- WRITTEN INSTRUCTION: Copy every line of the records below that holds the word "رواه".

- GIVEN RECORDS:
______________________________
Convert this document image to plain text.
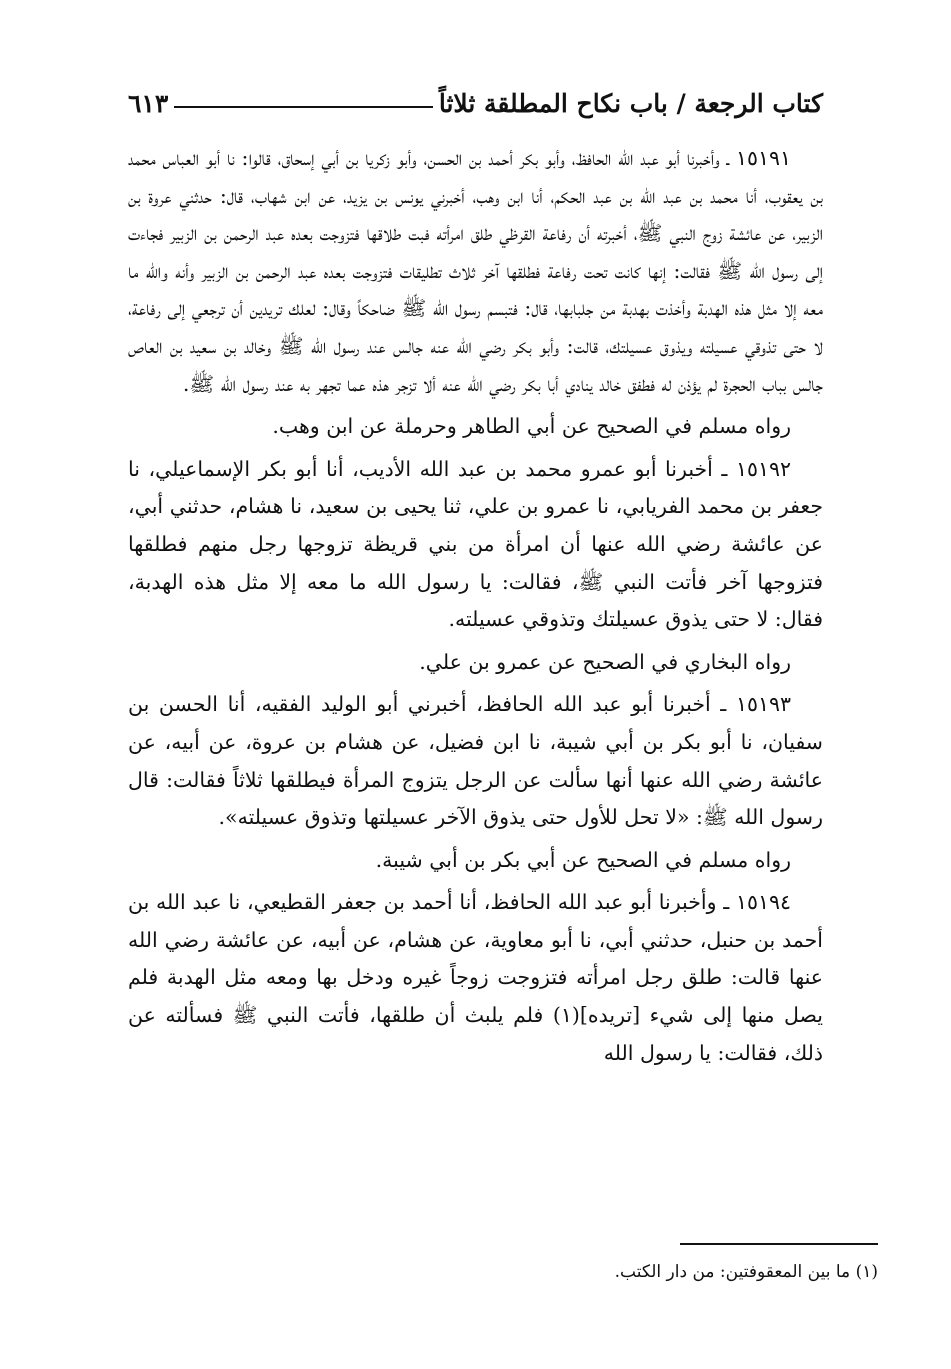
كتاب الرجعة / باب نكاح المطلقة ثلاثاً
٦١٣

١٥١٩١ ـ وأخبرنا أبو عبد الله الحافظ، وأبو بكر أحمد بن الحسن، وأبو زكريا بن أبي إسحاق، قالوا: نا أبو العباس محمد بن يعقوب، أنا محمد بن عبد الله بن عبد الحكم، أنا ابن وهب، أخبرني يونس بن يزيد، عن ابن شهاب، قال: حدثني عروة بن الزبير، عن عائشة زوج النبي ﷺ، أخبرته أن رفاعة القرظي طلق امرأته فبت طلاقها فتزوجت بعده عبد الرحمن بن الزبير فجاءت إلى رسول الله ﷺ فقالت: إنها كانت تحت رفاعة فطلقها آخر ثلاث تطليقات فتزوجت بعده عبد الرحمن بن الزبير وأنه والله ما معه إلا مثل هذه الهدبة وأخذت بهدبة من جلبابها، قال: فتبسم رسول الله ﷺ ضاحكاً وقال: لعلك تريدين أن ترجعي إلى رفاعة، لا حتى تذوقي عسيلته ويذوق عسيلتك، قالت: وأبو بكر رضي الله عنه جالس عند رسول الله ﷺ وخالد بن سعيد بن العاص جالس بباب الحجرة لم يؤذن له فطفق خالد ينادي أبا بكر رضي الله عنه ألا تزجر هذه عما تجهر به عند رسول الله ﷺ.

رواه مسلم في الصحيح عن أبي الطاهر وحرملة عن ابن وهب.

١٥١٩٢ ـ أخبرنا أبو عمرو محمد بن عبد الله الأديب، أنا أبو بكر الإسماعيلي، نا جعفر بن محمد الفريابي، نا عمرو بن علي، ثنا يحيى بن سعيد، نا هشام، حدثني أبي، عن عائشة رضي الله عنها أن امرأة من بني قريظة تزوجها رجل منهم فطلقها فتزوجها آخر فأتت النبي ﷺ، فقالت: يا رسول الله ما معه إلا مثل هذه الهدبة، فقال: لا حتى يذوق عسيلتك وتذوقي عسيلته.

رواه البخاري في الصحيح عن عمرو بن علي.

١٥١٩٣ ـ أخبرنا أبو عبد الله الحافظ، أخبرني أبو الوليد الفقيه، أنا الحسن بن سفيان، نا أبو بكر بن أبي شيبة، نا ابن فضيل، عن هشام بن عروة، عن أبيه، عن عائشة رضي الله عنها أنها سألت عن الرجل يتزوج المرأة فيطلقها ثلاثاً فقالت: قال رسول الله ﷺ: «لا تحل للأول حتى يذوق الآخر عسيلتها وتذوق عسيلته».

رواه مسلم في الصحيح عن أبي بكر بن أبي شيبة.

١٥١٩٤ ـ وأخبرنا أبو عبد الله الحافظ، أنا أحمد بن جعفر القطيعي، نا عبد الله بن أحمد بن حنبل، حدثني أبي، نا أبو معاوية، عن هشام، عن أبيه، عن عائشة رضي الله عنها قالت: طلق رجل امرأته فتزوجت زوجاً غيره ودخل بها ومعه مثل الهدبة فلم يصل منها إلى شيء [تريده](١) فلم يلبث أن طلقها، فأتت النبي ﷺ فسألته عن ذلك، فقالت: يا رسول الله

(١) ما بين المعقوفتين: من دار الكتب.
______________________________
- ANSWER IN FULL:
رواه مسلم في الصحيح عن أبي الطاهر وحرملة عن ابن وهب.
رواه البخاري في الصحيح عن عمرو بن علي.
رواه مسلم في الصحيح عن أبي بكر بن أبي شيبة.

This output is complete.